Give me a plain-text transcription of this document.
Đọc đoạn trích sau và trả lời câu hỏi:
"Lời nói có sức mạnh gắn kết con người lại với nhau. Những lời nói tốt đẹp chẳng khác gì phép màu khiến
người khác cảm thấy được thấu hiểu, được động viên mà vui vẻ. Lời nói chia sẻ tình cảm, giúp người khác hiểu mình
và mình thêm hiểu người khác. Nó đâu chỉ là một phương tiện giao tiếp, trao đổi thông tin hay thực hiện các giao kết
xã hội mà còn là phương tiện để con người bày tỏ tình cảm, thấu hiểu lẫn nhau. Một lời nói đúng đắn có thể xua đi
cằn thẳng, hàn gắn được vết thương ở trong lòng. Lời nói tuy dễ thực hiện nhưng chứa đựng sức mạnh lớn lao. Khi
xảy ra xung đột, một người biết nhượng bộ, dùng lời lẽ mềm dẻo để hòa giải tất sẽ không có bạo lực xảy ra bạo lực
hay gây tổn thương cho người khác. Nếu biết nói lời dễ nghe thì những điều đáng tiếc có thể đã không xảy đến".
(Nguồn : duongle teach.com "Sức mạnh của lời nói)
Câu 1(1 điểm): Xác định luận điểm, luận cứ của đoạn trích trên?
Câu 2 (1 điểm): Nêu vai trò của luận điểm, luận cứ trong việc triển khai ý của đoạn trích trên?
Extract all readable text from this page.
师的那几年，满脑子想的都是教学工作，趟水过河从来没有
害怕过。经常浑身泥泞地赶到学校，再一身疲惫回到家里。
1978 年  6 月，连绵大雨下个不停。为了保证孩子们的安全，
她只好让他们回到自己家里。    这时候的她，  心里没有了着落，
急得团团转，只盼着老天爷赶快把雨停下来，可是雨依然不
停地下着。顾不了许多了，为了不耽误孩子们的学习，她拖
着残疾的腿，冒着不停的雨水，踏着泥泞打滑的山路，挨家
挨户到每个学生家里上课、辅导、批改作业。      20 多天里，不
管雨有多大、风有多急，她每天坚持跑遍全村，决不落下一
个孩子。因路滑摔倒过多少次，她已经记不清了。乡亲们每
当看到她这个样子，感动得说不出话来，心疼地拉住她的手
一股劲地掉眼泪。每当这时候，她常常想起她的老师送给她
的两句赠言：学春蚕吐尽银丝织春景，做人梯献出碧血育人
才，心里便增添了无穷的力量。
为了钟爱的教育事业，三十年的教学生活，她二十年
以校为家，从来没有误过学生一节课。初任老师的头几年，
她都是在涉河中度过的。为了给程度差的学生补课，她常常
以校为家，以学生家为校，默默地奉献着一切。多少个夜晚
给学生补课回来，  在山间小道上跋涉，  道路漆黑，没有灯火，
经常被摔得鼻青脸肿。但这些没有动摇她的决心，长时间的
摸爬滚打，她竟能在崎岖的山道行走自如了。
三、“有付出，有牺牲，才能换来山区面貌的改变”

_Directive_:
Print the whole listing exactly as it is.

_Exercise response_:
Give me a plain-text transcription of this document.
Đọc đoạn trích sau và trả lời câu hỏi:
"Lời nói có sức mạnh gắn kết con người lại với nhau. Những lời nói tốt đẹp chẳng khác gì phép màu khiến
người khác cảm thấy được thấu hiểu, được động viên mà vui vẻ. Lời nói chia sẻ tình cảm, giúp người khác hiểu mình
và mình thêm hiểu người khác. Nó đâu chỉ là một phương tiện giao tiếp, trao đổi thông tin hay thực hiện các giao kết
xã hội mà còn là phương tiện để con người bày tỏ tình cảm, thấu hiểu lẫn nhau. Một lời nói đúng đắn có thể xua đi
cằn thẳng, hàn gắn được vết thương ở trong lòng. Lời nói tuy dễ thực hiện nhưng chứa đựng sức mạnh lớn lao. Khi
xảy ra xung đột, một người biết nhượng bộ, dùng lời lẽ mềm dẻo để hòa giải tất sẽ không có bạo lực xảy ra bạo lực
hay gây tổn thương cho người khác. Nếu biết nói lời dễ nghe thì những điều đáng tiếc có thể đã không xảy đến".
(Nguồn : duongle teach.com "Sức mạnh của lời nói)
Câu 1(1 điểm): Xác định luận điểm, luận cứ của đoạn trích trên?
Câu 2 (1 điểm): Nêu vai trò của luận điểm, luận cứ trong việc triển khai ý của đoạn trích trên?
Extract all readable text from this page.
师的那几年，满脑子想的都是教学工作，趟水过河从来没有
害怕过。经常浑身泥泞地赶到学校，再一身疲惫回到家里。
1978 年  6 月，连绵大雨下个不停。为了保证孩子们的安全，
她只好让他们回到自己家里。    这时候的她，  心里没有了着落，
急得团团转，只盼着老天爷赶快把雨停下来，可是雨依然不
停地下着。顾不了许多了，为了不耽误孩子们的学习，她拖
着残疾的腿，冒着不停的雨水，踏着泥泞打滑的山路，挨家
挨户到每个学生家里上课、辅导、批改作业。      20 多天里，不
管雨有多大、风有多急，她每天坚持跑遍全村，决不落下一
个孩子。因路滑摔倒过多少次，她已经记不清了。乡亲们每
当看到她这个样子，感动得说不出话来，心疼地拉住她的手
一股劲地掉眼泪。每当这时候，她常常想起她的老师送给她
的两句赠言：学春蚕吐尽银丝织春景，做人梯献出碧血育人
才，心里便增添了无穷的力量。
为了钟爱的教育事业，三十年的教学生活，她二十年
以校为家，从来没有误过学生一节课。初任老师的头几年，
她都是在涉河中度过的。为了给程度差的学生补课，她常常
以校为家，以学生家为校，默默地奉献着一切。多少个夜晚
给学生补课回来，  在山间小道上跋涉，  道路漆黑，没有灯火，
经常被摔得鼻青脸肿。但这些没有动摇她的决心，长时间的
摸爬滚打，她竟能在崎岖的山道行走自如了。
三、“有付出，有牺牲，才能换来山区面貌的改变”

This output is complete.